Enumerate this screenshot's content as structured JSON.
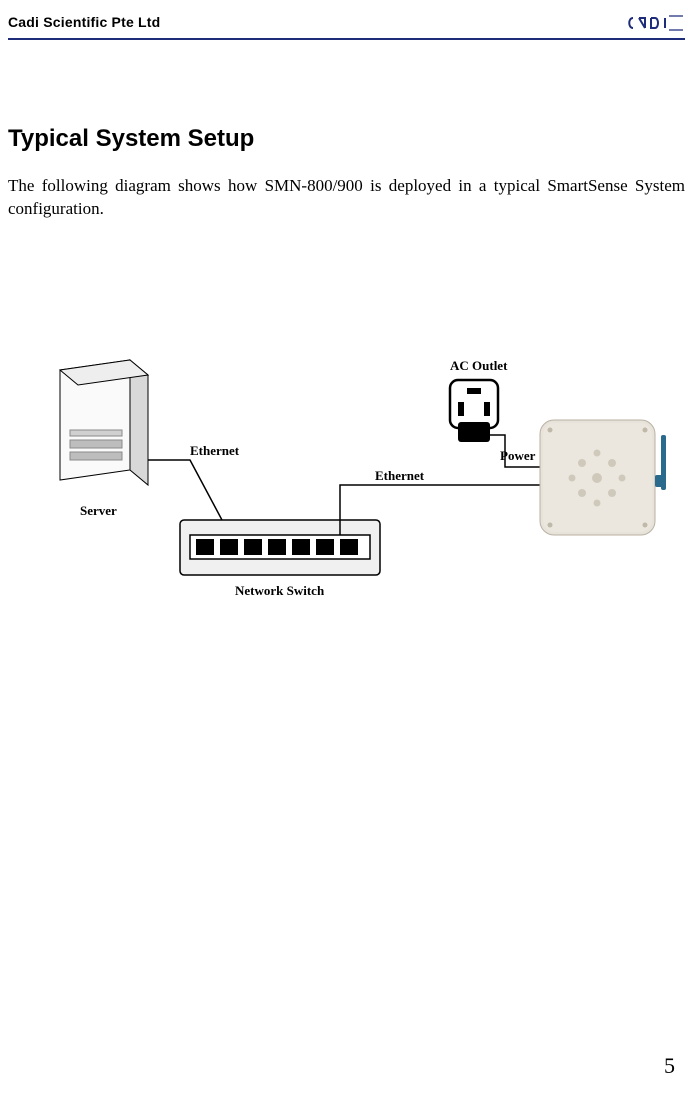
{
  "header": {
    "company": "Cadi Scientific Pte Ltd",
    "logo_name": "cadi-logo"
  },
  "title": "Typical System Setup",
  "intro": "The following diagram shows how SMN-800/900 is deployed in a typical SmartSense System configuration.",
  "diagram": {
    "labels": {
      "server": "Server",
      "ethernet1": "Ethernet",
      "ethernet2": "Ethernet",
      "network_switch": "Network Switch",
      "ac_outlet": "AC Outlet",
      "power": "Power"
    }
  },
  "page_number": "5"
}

The problem: Restate the whole listing above exactly, please, omitting every image.

Reply to the exercise:
Enumerate this screenshot's content as structured JSON.
{
  "header": {
    "company": "Cadi Scientific Pte Ltd",
    "logo_name": "cadi-logo"
  },
  "title": "Typical System Setup",
  "intro": "The following diagram shows how SMN-800/900 is deployed in a typical SmartSense System configuration.",
  "diagram": {
    "labels": {
      "server": "Server",
      "ethernet1": "Ethernet",
      "ethernet2": "Ethernet",
      "network_switch": "Network Switch",
      "ac_outlet": "AC Outlet",
      "power": "Power"
    }
  },
  "page_number": "5"
}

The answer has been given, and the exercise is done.